**REQUIREMENTS**: Reproduce the items below word for word, beginning with their first line and stopping after the line that contains "footnote-2 [76, 609, 570, 766]".

**STORED DATA**:
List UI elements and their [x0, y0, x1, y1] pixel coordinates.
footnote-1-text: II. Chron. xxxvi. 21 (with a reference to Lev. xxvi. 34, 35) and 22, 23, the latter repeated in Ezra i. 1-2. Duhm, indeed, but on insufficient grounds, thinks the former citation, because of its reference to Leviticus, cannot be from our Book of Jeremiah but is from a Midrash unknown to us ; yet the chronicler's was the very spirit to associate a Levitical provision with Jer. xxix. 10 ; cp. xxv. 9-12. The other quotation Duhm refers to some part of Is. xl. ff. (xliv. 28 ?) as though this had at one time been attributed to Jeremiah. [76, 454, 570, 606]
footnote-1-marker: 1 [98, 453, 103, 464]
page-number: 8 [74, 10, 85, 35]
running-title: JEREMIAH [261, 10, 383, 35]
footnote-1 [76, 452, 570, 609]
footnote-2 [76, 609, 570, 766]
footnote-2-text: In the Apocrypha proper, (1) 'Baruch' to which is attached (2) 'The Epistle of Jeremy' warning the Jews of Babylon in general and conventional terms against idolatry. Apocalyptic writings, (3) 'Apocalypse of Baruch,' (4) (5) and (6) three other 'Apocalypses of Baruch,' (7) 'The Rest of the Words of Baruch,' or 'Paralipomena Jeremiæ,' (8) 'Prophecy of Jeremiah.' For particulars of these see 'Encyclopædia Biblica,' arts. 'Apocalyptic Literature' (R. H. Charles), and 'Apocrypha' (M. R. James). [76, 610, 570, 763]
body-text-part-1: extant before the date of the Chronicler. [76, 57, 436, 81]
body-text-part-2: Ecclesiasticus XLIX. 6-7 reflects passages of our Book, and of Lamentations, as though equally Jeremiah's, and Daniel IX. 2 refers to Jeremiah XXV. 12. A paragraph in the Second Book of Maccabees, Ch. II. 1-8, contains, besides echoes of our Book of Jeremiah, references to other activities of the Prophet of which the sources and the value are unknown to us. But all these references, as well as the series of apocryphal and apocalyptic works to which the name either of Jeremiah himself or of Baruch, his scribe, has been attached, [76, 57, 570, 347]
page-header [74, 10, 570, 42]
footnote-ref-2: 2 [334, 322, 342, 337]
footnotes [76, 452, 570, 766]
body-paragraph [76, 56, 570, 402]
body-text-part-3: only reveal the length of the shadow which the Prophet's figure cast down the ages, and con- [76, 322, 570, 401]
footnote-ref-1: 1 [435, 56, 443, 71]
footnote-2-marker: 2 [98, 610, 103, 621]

**RESPONSE FOR THIS EXERCISE**:
List UI elements and their [x0, y0, x1, y1] pixel coordinates.
footnote-1-text: II. Chron. xxxvi. 21 (with a reference to Lev. xxvi. 34, 35) and 22, 23, the latter repeated in Ezra i. 1-2. Duhm, indeed, but on insufficient grounds, thinks the former citation, because of its reference to Leviticus, cannot be from our Book of Jeremiah but is from a Midrash unknown to us ; yet the chronicler's was the very spirit to associate a Levitical provision with Jer. xxix. 10 ; cp. xxv. 9-12. The other quotation Duhm refers to some part of Is. xl. ff. (xliv. 28 ?) as though this had at one time been attributed to Jeremiah. [76, 454, 570, 606]
footnote-1-marker: 1 [98, 453, 103, 464]
page-number: 8 [74, 10, 85, 35]
running-title: JEREMIAH [261, 10, 383, 35]
footnote-1 [76, 452, 570, 609]
footnote-2 [76, 609, 570, 766]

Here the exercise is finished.